### EXERCISE INSTRUCTIONS
Quote every line of the material beneath this one.

### RECORDS TO USE
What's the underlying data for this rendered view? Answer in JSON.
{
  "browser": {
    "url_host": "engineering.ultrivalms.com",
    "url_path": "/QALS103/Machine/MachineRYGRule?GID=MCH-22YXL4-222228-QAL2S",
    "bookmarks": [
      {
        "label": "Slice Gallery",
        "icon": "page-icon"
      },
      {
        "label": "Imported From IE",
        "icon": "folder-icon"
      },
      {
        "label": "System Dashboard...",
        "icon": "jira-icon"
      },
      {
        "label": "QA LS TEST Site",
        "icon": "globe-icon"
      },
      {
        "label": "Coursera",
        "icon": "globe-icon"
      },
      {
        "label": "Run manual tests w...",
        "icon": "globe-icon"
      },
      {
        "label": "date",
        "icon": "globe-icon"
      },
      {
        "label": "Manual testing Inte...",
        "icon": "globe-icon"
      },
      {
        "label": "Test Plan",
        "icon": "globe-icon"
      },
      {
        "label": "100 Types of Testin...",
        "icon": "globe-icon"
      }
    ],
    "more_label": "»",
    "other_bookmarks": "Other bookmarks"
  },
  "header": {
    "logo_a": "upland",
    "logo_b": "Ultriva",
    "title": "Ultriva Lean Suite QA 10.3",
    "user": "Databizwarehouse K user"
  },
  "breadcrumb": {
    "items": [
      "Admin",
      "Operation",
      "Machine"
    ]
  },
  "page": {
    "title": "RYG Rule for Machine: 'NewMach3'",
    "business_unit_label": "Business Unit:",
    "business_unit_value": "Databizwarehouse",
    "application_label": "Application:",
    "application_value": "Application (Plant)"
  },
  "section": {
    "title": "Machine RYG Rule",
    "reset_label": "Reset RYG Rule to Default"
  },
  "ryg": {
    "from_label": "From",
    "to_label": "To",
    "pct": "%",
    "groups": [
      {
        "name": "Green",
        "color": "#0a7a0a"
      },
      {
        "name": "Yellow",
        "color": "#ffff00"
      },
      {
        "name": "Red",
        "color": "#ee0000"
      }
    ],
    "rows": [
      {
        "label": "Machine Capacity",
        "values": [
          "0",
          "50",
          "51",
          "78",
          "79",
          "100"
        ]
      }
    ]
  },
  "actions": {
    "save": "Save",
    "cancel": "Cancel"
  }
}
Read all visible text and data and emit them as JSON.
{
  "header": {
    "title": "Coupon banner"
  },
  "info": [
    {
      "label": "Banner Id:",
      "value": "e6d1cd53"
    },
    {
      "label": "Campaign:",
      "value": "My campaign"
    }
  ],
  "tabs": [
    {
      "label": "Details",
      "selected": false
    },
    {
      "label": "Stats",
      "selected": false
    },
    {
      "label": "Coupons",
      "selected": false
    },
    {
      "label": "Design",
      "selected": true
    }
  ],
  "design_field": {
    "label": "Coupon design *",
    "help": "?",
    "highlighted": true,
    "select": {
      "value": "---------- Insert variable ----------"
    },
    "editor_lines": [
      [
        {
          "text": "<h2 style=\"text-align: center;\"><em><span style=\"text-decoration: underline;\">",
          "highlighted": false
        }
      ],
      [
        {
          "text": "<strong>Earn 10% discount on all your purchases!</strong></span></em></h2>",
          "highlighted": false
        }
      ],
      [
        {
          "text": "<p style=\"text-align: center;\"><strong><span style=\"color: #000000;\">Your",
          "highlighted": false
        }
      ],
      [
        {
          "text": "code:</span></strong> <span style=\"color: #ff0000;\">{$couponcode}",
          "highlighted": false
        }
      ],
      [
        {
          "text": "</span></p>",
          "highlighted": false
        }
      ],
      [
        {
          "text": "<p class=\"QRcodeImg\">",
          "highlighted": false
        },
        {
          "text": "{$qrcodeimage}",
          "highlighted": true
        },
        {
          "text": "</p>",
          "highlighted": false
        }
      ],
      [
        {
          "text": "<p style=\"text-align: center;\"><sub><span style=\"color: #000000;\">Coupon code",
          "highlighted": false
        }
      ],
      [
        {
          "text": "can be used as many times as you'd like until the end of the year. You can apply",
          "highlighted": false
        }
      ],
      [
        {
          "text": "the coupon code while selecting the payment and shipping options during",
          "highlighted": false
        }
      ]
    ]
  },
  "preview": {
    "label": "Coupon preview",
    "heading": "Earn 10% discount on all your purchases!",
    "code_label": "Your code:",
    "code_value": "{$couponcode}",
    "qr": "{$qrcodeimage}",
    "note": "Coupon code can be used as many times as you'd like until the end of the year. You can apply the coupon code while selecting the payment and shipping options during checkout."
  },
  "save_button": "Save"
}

### ANSWER BELOW
What's the underlying data for this rendered view? Answer in JSON.
{
  "browser": {
    "url_host": "engineering.ultrivalms.com",
    "url_path": "/QALS103/Machine/MachineRYGRule?GID=MCH-22YXL4-222228-QAL2S",
    "bookmarks": [
      {
        "label": "Slice Gallery",
        "icon": "page-icon"
      },
      {
        "label": "Imported From IE",
        "icon": "folder-icon"
      },
      {
        "label": "System Dashboard...",
        "icon": "jira-icon"
      },
      {
        "label": "QA LS TEST Site",
        "icon": "globe-icon"
      },
      {
        "label": "Coursera",
        "icon": "globe-icon"
      },
      {
        "label": "Run manual tests w...",
        "icon": "globe-icon"
      },
      {
        "label": "date",
        "icon": "globe-icon"
      },
      {
        "label": "Manual testing Inte...",
        "icon": "globe-icon"
      },
      {
        "label": "Test Plan",
        "icon": "globe-icon"
      },
      {
        "label": "100 Types of Testin...",
        "icon": "globe-icon"
      }
    ],
    "more_label": "»",
    "other_bookmarks": "Other bookmarks"
  },
  "header": {
    "logo_a": "upland",
    "logo_b": "Ultriva",
    "title": "Ultriva Lean Suite QA 10.3",
    "user": "Databizwarehouse K user"
  },
  "breadcrumb": {
    "items": [
      "Admin",
      "Operation",
      "Machine"
    ]
  },
  "page": {
    "title": "RYG Rule for Machine: 'NewMach3'",
    "business_unit_label": "Business Unit:",
    "business_unit_value": "Databizwarehouse",
    "application_label": "Application:",
    "application_value": "Application (Plant)"
  },
  "section": {
    "title": "Machine RYG Rule",
    "reset_label": "Reset RYG Rule to Default"
  },
  "ryg": {
    "from_label": "From",
    "to_label": "To",
    "pct": "%",
    "groups": [
      {
        "name": "Green",
        "color": "#0a7a0a"
      },
      {
        "name": "Yellow",
        "color": "#ffff00"
      },
      {
        "name": "Red",
        "color": "#ee0000"
      }
    ],
    "rows": [
      {
        "label": "Machine Capacity",
        "values": [
          "0",
          "50",
          "51",
          "78",
          "79",
          "100"
        ]
      }
    ]
  },
  "actions": {
    "save": "Save",
    "cancel": "Cancel"
  }
}
Read all visible text and data and emit them as JSON.
{
  "header": {
    "title": "Coupon banner"
  },
  "info": [
    {
      "label": "Banner Id:",
      "value": "e6d1cd53"
    },
    {
      "label": "Campaign:",
      "value": "My campaign"
    }
  ],
  "tabs": [
    {
      "label": "Details",
      "selected": false
    },
    {
      "label": "Stats",
      "selected": false
    },
    {
      "label": "Coupons",
      "selected": false
    },
    {
      "label": "Design",
      "selected": true
    }
  ],
  "design_field": {
    "label": "Coupon design *",
    "help": "?",
    "highlighted": true,
    "select": {
      "value": "---------- Insert variable ----------"
    },
    "editor_lines": [
      [
        {
          "text": "<h2 style=\"text-align: center;\"><em><span style=\"text-decoration: underline;\">",
          "highlighted": false
        }
      ],
      [
        {
          "text": "<strong>Earn 10% discount on all your purchases!</strong></span></em></h2>",
          "highlighted": false
        }
      ],
      [
        {
          "text": "<p style=\"text-align: center;\"><strong><span style=\"color: #000000;\">Your",
          "highlighted": false
        }
      ],
      [
        {
          "text": "code:</span></strong> <span style=\"color: #ff0000;\">{$couponcode}",
          "highlighted": false
        }
      ],
      [
        {
          "text": "</span></p>",
          "highlighted": false
        }
      ],
      [
        {
          "text": "<p class=\"QRcodeImg\">",
          "highlighted": false
        },
        {
          "text": "{$qrcodeimage}",
          "highlighted": true
        },
        {
          "text": "</p>",
          "highlighted": false
        }
      ],
      [
        {
          "text": "<p style=\"text-align: center;\"><sub><span style=\"color: #000000;\">Coupon code",
          "highlighted": false
        }
      ],
      [
        {
          "text": "can be used as many times as you'd like until the end of the year. You can apply",
          "highlighted": false
        }
      ],
      [
        {
          "text": "the coupon code while selecting the payment and shipping options during",
          "highlighted": false
        }
      ]
    ]
  },
  "preview": {
    "label": "Coupon preview",
    "heading": "Earn 10% discount on all your purchases!",
    "code_label": "Your code:",
    "code_value": "{$couponcode}",
    "qr": "{$qrcodeimage}",
    "note": "Coupon code can be used as many times as you'd like until the end of the year. You can apply the coupon code while selecting the payment and shipping options during checkout."
  },
  "save_button": "Save"
}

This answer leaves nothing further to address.